REQUIREMENT:
Determine the number of lines that contain the word "придомовой", then state that number and nothing more.

[START OF GIVEN RECORDS]

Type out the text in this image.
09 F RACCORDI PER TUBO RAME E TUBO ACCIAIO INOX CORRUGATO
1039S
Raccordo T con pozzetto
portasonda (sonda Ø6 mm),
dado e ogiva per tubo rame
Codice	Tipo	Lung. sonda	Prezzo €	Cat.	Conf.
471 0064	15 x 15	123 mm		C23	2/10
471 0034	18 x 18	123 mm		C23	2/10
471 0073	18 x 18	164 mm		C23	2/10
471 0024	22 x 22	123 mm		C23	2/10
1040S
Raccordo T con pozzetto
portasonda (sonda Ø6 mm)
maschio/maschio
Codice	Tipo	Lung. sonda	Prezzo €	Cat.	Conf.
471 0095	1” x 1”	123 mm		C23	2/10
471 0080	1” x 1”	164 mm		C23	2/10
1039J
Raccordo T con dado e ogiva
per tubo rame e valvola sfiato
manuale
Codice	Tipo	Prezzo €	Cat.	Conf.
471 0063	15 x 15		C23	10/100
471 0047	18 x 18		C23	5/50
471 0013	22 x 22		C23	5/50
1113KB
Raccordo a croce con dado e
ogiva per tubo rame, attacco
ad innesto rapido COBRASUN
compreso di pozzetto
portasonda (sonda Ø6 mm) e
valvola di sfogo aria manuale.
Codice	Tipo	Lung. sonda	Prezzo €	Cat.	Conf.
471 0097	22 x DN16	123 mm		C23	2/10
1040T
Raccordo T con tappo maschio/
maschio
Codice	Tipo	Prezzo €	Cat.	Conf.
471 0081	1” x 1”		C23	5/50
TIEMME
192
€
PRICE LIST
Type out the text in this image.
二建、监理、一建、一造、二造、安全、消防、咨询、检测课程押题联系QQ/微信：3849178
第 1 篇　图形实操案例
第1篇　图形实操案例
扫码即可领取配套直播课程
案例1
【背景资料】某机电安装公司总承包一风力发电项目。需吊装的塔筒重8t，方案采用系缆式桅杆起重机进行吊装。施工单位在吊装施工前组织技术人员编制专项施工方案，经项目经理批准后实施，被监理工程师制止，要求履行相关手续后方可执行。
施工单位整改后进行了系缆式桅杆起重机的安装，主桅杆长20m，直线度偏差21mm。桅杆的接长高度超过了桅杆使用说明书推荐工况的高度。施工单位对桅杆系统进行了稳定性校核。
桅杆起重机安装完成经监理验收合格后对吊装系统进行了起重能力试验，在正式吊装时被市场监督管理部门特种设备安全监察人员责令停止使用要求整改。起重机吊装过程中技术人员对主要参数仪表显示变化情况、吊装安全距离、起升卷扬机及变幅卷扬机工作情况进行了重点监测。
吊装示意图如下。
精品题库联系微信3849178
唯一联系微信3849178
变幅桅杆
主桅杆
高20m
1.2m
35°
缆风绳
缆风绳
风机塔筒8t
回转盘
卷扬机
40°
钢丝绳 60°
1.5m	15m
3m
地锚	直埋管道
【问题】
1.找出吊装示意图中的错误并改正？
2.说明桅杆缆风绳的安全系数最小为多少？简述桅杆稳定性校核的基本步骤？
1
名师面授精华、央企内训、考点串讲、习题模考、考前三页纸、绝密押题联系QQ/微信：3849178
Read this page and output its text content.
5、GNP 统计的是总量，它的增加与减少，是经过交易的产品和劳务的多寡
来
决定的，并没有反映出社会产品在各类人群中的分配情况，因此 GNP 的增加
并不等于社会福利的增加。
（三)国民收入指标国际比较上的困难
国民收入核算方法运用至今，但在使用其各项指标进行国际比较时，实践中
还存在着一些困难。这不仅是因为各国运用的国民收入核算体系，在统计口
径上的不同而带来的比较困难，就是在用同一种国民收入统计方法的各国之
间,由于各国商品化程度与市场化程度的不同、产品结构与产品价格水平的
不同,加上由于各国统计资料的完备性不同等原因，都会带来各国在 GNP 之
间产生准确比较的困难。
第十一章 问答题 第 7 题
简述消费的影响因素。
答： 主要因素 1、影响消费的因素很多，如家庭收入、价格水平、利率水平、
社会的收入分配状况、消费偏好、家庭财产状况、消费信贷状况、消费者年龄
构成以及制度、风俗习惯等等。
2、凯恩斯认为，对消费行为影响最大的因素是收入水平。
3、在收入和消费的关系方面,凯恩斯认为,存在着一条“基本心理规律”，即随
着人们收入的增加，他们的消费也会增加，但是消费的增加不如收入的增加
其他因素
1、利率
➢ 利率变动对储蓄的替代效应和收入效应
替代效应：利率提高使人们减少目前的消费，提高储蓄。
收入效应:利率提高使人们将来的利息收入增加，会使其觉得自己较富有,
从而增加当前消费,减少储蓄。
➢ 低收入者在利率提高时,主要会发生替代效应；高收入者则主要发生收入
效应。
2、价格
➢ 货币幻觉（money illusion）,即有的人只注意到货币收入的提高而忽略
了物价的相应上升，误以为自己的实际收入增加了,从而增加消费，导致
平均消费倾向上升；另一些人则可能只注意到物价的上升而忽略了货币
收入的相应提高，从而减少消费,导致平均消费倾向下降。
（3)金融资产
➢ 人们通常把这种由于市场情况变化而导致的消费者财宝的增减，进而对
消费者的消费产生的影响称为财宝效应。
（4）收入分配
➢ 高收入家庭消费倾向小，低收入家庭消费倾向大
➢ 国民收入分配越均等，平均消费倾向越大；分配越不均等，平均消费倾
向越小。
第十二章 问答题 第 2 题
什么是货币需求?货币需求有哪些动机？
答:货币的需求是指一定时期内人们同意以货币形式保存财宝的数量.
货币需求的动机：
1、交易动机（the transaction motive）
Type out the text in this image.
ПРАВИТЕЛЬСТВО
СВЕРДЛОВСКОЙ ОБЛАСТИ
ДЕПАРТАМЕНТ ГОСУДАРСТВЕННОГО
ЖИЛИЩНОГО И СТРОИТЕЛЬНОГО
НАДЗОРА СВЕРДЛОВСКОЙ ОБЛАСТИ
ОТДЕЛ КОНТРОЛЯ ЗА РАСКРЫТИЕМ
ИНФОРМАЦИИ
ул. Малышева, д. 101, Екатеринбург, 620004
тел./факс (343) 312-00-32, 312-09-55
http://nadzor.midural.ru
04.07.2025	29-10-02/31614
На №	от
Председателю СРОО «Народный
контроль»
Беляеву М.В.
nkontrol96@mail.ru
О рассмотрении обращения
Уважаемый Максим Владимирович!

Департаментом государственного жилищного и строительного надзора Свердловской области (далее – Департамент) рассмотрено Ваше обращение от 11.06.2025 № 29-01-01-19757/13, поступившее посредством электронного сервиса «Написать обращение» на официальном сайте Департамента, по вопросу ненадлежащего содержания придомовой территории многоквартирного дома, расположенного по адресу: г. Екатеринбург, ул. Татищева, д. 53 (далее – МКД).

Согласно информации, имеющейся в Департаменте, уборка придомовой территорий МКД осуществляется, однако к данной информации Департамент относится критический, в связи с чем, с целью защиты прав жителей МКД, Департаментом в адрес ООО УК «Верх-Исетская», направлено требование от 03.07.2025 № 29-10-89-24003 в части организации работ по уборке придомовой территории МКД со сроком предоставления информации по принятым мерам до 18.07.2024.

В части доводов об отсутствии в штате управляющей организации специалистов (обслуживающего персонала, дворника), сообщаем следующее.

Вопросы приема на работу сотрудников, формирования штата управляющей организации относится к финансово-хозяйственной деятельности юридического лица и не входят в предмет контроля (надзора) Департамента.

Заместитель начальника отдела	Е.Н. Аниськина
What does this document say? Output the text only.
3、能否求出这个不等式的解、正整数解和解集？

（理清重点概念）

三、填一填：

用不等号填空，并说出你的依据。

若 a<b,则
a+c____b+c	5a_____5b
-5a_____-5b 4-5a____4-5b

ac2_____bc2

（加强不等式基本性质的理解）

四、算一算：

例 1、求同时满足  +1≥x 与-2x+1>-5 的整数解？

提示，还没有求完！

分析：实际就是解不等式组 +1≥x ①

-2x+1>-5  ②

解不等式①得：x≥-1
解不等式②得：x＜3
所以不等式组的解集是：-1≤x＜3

[END OF GIVEN RECORDS]

TASK SOLUTION:
2